_Prompt_
Copy every line from the records below that holds the word "Library".

┌─ Given data

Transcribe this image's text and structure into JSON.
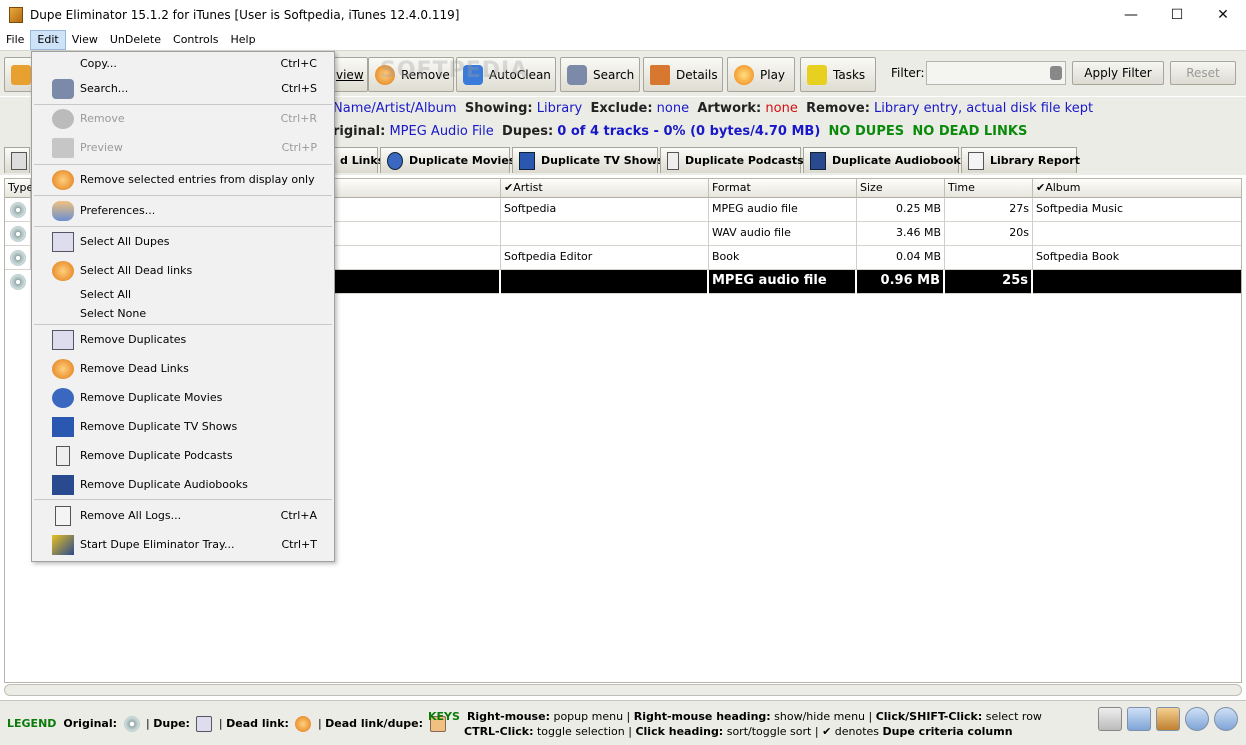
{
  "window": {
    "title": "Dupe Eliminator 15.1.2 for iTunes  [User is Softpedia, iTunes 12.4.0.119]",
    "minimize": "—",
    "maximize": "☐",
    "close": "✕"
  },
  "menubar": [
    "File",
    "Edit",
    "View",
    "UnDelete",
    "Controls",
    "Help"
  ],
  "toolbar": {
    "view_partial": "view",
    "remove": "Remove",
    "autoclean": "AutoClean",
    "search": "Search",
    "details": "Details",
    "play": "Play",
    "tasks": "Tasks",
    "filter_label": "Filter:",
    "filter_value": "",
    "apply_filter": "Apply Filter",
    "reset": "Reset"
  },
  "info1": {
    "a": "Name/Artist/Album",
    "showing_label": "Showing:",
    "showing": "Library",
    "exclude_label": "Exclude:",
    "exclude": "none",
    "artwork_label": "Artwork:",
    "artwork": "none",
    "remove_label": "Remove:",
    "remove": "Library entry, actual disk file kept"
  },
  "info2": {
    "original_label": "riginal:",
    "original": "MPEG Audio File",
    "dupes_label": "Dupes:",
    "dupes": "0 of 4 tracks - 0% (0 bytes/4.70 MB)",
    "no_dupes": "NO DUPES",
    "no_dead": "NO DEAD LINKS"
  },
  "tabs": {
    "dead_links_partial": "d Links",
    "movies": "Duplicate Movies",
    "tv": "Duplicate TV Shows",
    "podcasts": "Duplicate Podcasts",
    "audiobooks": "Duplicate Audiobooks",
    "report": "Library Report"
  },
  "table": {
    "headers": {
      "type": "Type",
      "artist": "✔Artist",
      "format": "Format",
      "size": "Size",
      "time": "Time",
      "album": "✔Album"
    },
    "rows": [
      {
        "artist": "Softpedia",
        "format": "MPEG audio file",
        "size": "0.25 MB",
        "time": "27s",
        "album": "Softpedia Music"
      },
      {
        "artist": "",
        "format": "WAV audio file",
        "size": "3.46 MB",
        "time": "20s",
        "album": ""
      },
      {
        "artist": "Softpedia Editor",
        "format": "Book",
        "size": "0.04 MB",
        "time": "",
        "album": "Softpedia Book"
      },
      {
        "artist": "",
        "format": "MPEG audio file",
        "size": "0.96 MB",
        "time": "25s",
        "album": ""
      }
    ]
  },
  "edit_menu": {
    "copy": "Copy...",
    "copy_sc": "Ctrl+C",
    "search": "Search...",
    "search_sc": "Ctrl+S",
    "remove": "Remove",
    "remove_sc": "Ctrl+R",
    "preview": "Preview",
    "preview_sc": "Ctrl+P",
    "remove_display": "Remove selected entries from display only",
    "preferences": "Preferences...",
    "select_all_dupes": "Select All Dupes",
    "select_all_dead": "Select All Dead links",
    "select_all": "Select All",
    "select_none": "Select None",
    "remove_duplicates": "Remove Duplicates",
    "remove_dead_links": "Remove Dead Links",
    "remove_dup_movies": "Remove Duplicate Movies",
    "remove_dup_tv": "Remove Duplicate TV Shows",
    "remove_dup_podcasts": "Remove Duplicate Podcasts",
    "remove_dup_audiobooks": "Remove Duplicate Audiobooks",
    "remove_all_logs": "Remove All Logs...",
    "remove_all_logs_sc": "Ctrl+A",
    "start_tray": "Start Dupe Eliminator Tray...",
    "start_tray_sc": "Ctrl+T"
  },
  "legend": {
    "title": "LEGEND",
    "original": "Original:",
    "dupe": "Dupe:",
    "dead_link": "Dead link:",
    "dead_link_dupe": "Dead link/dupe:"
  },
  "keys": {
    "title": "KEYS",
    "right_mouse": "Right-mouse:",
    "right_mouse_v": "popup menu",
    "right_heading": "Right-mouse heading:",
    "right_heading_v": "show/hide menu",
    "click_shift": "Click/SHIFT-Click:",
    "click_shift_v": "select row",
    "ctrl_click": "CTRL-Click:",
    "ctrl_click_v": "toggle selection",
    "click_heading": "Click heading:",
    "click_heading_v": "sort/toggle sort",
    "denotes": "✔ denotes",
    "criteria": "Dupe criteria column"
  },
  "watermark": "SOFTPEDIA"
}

└─
┌─ Given data

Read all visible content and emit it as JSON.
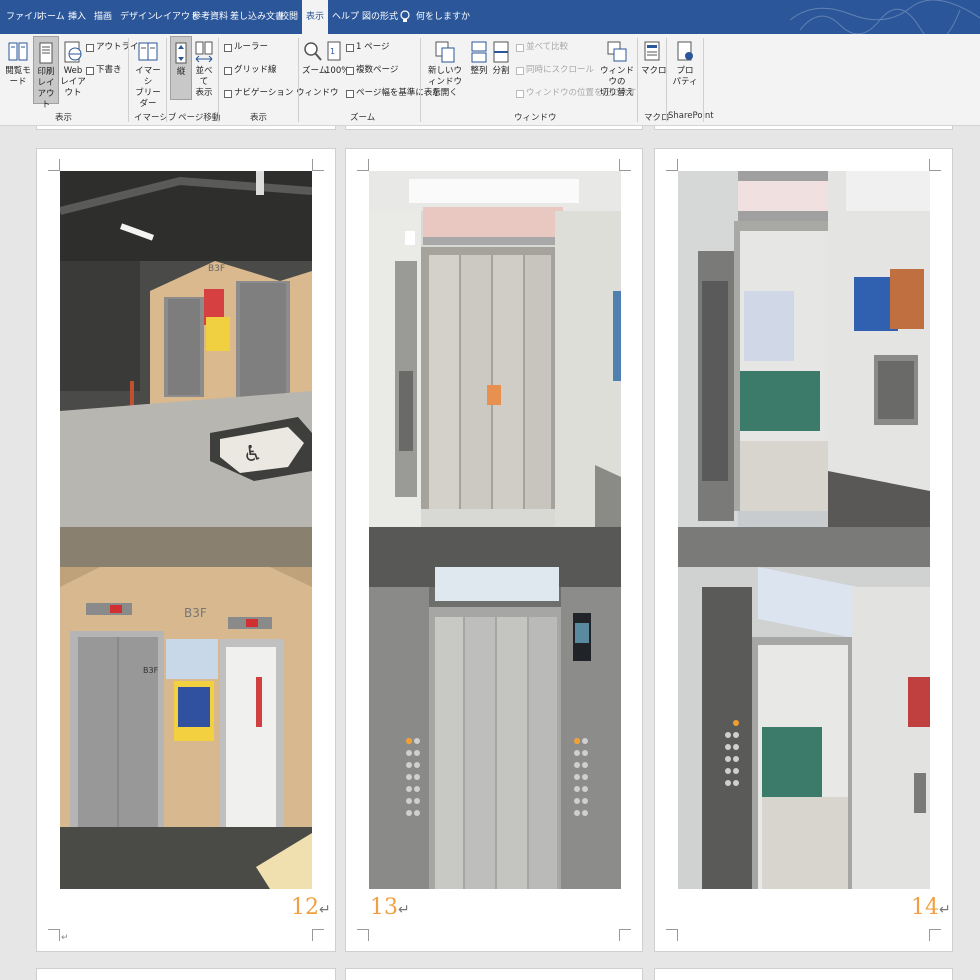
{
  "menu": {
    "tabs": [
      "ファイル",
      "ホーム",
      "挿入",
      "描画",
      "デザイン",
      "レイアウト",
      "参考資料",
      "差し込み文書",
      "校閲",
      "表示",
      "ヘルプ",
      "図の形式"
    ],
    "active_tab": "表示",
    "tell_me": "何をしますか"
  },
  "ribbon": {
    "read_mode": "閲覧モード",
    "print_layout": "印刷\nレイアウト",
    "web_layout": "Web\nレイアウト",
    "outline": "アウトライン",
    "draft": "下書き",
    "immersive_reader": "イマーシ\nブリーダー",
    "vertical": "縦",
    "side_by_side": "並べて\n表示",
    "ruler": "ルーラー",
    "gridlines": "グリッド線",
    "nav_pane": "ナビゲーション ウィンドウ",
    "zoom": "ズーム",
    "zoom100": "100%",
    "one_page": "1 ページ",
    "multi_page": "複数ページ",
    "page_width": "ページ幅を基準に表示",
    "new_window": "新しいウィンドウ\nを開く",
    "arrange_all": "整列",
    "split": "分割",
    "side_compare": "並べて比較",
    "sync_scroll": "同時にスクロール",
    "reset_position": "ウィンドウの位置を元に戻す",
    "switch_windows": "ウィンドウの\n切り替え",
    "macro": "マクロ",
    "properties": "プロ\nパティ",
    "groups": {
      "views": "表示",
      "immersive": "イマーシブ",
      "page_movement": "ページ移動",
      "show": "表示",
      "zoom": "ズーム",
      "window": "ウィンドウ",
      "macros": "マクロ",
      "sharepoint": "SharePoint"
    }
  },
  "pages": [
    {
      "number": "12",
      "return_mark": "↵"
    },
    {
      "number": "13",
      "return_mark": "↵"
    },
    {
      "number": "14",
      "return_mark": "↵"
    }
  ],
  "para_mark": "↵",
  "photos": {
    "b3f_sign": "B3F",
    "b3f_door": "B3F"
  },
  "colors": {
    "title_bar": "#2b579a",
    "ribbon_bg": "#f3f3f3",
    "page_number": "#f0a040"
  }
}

└─

_Solution for this exercise_
    "showing": "Library",
    "remove": "Library entry, actual disk file kept"
    "report": "Library Report"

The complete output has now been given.